- Given task
Assemble all lines in which the string "Hoạt" appears.

- Record excerpts

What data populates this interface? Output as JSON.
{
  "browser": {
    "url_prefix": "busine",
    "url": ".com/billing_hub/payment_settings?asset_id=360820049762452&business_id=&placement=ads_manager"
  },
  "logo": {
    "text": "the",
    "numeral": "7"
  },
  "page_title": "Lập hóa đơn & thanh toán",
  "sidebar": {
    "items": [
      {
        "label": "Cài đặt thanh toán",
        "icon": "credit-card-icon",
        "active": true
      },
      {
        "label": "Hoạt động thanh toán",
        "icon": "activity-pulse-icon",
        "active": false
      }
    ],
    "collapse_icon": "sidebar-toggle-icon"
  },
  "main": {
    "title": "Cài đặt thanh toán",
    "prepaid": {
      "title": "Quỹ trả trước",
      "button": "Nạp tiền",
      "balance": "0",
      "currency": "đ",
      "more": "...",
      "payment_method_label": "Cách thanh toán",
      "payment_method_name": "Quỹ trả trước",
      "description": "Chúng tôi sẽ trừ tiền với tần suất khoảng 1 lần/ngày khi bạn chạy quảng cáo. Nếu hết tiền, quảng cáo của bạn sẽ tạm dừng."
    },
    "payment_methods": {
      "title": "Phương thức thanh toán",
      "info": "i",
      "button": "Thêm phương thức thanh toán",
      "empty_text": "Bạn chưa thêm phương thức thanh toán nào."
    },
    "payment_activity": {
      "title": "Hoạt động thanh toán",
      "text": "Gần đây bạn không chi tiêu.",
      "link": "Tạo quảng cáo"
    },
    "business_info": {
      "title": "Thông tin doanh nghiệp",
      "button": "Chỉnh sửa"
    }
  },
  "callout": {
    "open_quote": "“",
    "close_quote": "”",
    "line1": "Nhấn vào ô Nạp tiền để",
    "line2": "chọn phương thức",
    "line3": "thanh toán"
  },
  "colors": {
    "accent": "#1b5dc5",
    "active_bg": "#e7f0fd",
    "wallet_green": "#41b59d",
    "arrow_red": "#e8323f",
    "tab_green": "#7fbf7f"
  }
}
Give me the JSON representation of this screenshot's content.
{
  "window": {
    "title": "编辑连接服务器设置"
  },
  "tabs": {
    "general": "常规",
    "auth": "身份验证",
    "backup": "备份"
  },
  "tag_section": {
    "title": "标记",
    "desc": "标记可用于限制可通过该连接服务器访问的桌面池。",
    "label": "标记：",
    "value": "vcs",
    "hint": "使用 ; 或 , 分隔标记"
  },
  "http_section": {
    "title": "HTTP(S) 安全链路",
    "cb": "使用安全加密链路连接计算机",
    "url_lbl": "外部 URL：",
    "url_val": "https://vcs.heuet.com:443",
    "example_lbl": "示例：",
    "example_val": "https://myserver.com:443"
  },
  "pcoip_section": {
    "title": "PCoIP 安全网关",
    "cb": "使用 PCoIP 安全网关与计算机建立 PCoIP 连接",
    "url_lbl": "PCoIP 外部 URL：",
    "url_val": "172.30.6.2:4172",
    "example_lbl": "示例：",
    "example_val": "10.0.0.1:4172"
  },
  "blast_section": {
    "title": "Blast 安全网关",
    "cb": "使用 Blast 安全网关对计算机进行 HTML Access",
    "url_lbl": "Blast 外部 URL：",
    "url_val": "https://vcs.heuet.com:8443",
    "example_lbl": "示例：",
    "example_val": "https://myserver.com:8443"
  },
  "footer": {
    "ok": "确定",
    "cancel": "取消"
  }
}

- Result for this task
        "label": "Hoạt động thanh toán",
      "title": "Hoạt động thanh toán",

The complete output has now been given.